Your goal: Print all entries precisely as they are written.

━━━━━━

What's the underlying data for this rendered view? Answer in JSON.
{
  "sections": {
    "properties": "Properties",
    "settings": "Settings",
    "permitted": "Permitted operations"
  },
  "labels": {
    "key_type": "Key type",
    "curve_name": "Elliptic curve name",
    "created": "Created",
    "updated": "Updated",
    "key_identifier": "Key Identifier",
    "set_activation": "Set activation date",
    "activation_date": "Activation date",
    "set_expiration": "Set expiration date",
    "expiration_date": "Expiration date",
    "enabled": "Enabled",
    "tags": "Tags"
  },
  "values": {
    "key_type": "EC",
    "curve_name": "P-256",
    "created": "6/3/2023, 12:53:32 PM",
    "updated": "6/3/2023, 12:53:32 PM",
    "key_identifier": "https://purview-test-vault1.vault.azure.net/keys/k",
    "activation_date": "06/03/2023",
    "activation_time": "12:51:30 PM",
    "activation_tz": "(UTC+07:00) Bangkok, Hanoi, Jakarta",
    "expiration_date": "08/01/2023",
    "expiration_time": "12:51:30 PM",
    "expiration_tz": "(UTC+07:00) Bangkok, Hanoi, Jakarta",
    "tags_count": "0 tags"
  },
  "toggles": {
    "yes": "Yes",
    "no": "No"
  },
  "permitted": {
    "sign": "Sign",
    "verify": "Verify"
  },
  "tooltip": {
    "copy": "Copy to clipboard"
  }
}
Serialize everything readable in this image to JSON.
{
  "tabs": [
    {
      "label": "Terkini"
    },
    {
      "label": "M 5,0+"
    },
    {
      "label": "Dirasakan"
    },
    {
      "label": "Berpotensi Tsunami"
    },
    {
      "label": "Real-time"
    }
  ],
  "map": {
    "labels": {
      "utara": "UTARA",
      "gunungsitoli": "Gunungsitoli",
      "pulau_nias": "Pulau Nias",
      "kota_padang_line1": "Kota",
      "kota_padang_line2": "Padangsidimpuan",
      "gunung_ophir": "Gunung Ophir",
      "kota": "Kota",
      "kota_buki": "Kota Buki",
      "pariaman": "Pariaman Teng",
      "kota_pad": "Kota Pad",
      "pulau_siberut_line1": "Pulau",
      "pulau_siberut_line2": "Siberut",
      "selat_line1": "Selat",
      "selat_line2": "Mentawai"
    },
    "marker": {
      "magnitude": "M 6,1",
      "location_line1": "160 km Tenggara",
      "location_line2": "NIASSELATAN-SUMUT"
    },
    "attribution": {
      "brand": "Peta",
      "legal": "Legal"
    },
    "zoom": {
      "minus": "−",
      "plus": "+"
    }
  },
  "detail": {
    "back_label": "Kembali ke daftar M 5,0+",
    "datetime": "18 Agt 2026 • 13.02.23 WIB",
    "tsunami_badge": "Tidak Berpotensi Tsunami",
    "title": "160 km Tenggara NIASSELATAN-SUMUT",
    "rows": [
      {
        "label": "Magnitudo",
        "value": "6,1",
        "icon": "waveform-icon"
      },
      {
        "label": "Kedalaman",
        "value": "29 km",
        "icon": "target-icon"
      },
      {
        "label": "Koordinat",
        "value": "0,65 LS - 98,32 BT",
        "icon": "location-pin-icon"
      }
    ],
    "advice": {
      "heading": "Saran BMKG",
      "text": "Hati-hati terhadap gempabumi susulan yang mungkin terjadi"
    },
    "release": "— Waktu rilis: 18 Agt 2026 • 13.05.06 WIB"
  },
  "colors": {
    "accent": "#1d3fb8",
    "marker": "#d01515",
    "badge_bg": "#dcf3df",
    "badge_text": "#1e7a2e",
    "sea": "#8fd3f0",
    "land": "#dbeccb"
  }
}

━━━━━━

Answer to the task:
What's the underlying data for this rendered view? Answer in JSON.
{
  "sections": {
    "properties": "Properties",
    "settings": "Settings",
    "permitted": "Permitted operations"
  },
  "labels": {
    "key_type": "Key type",
    "curve_name": "Elliptic curve name",
    "created": "Created",
    "updated": "Updated",
    "key_identifier": "Key Identifier",
    "set_activation": "Set activation date",
    "activation_date": "Activation date",
    "set_expiration": "Set expiration date",
    "expiration_date": "Expiration date",
    "enabled": "Enabled",
    "tags": "Tags"
  },
  "values": {
    "key_type": "EC",
    "curve_name": "P-256",
    "created": "6/3/2023, 12:53:32 PM",
    "updated": "6/3/2023, 12:53:32 PM",
    "key_identifier": "https://purview-test-vault1.vault.azure.net/keys/k",
    "activation_date": "06/03/2023",
    "activation_time": "12:51:30 PM",
    "activation_tz": "(UTC+07:00) Bangkok, Hanoi, Jakarta",
    "expiration_date": "08/01/2023",
    "expiration_time": "12:51:30 PM",
    "expiration_tz": "(UTC+07:00) Bangkok, Hanoi, Jakarta",
    "tags_count": "0 tags"
  },
  "toggles": {
    "yes": "Yes",
    "no": "No"
  },
  "permitted": {
    "sign": "Sign",
    "verify": "Verify"
  },
  "tooltip": {
    "copy": "Copy to clipboard"
  }
}
Serialize everything readable in this image to JSON.
{
  "tabs": [
    {
      "label": "Terkini"
    },
    {
      "label": "M 5,0+"
    },
    {
      "label": "Dirasakan"
    },
    {
      "label": "Berpotensi Tsunami"
    },
    {
      "label": "Real-time"
    }
  ],
  "map": {
    "labels": {
      "utara": "UTARA",
      "gunungsitoli": "Gunungsitoli",
      "pulau_nias": "Pulau Nias",
      "kota_padang_line1": "Kota",
      "kota_padang_line2": "Padangsidimpuan",
      "gunung_ophir": "Gunung Ophir",
      "kota": "Kota",
      "kota_buki": "Kota Buki",
      "pariaman": "Pariaman Teng",
      "kota_pad": "Kota Pad",
      "pulau_siberut_line1": "Pulau",
      "pulau_siberut_line2": "Siberut",
      "selat_line1": "Selat",
      "selat_line2": "Mentawai"
    },
    "marker": {
      "magnitude": "M 6,1",
      "location_line1": "160 km Tenggara",
      "location_line2": "NIASSELATAN-SUMUT"
    },
    "attribution": {
      "brand": "Peta",
      "legal": "Legal"
    },
    "zoom": {
      "minus": "−",
      "plus": "+"
    }
  },
  "detail": {
    "back_label": "Kembali ke daftar M 5,0+",
    "datetime": "18 Agt 2026 • 13.02.23 WIB",
    "tsunami_badge": "Tidak Berpotensi Tsunami",
    "title": "160 km Tenggara NIASSELATAN-SUMUT",
    "rows": [
      {
        "label": "Magnitudo",
        "value": "6,1",
        "icon": "waveform-icon"
      },
      {
        "label": "Kedalaman",
        "value": "29 km",
        "icon": "target-icon"
      },
      {
        "label": "Koordinat",
        "value": "0,65 LS - 98,32 BT",
        "icon": "location-pin-icon"
      }
    ],
    "advice": {
      "heading": "Saran BMKG",
      "text": "Hati-hati terhadap gempabumi susulan yang mungkin terjadi"
    },
    "release": "— Waktu rilis: 18 Agt 2026 • 13.05.06 WIB"
  },
  "colors": {
    "accent": "#1d3fb8",
    "marker": "#d01515",
    "badge_bg": "#dcf3df",
    "badge_text": "#1e7a2e",
    "sea": "#8fd3f0",
    "land": "#dbeccb"
  }
}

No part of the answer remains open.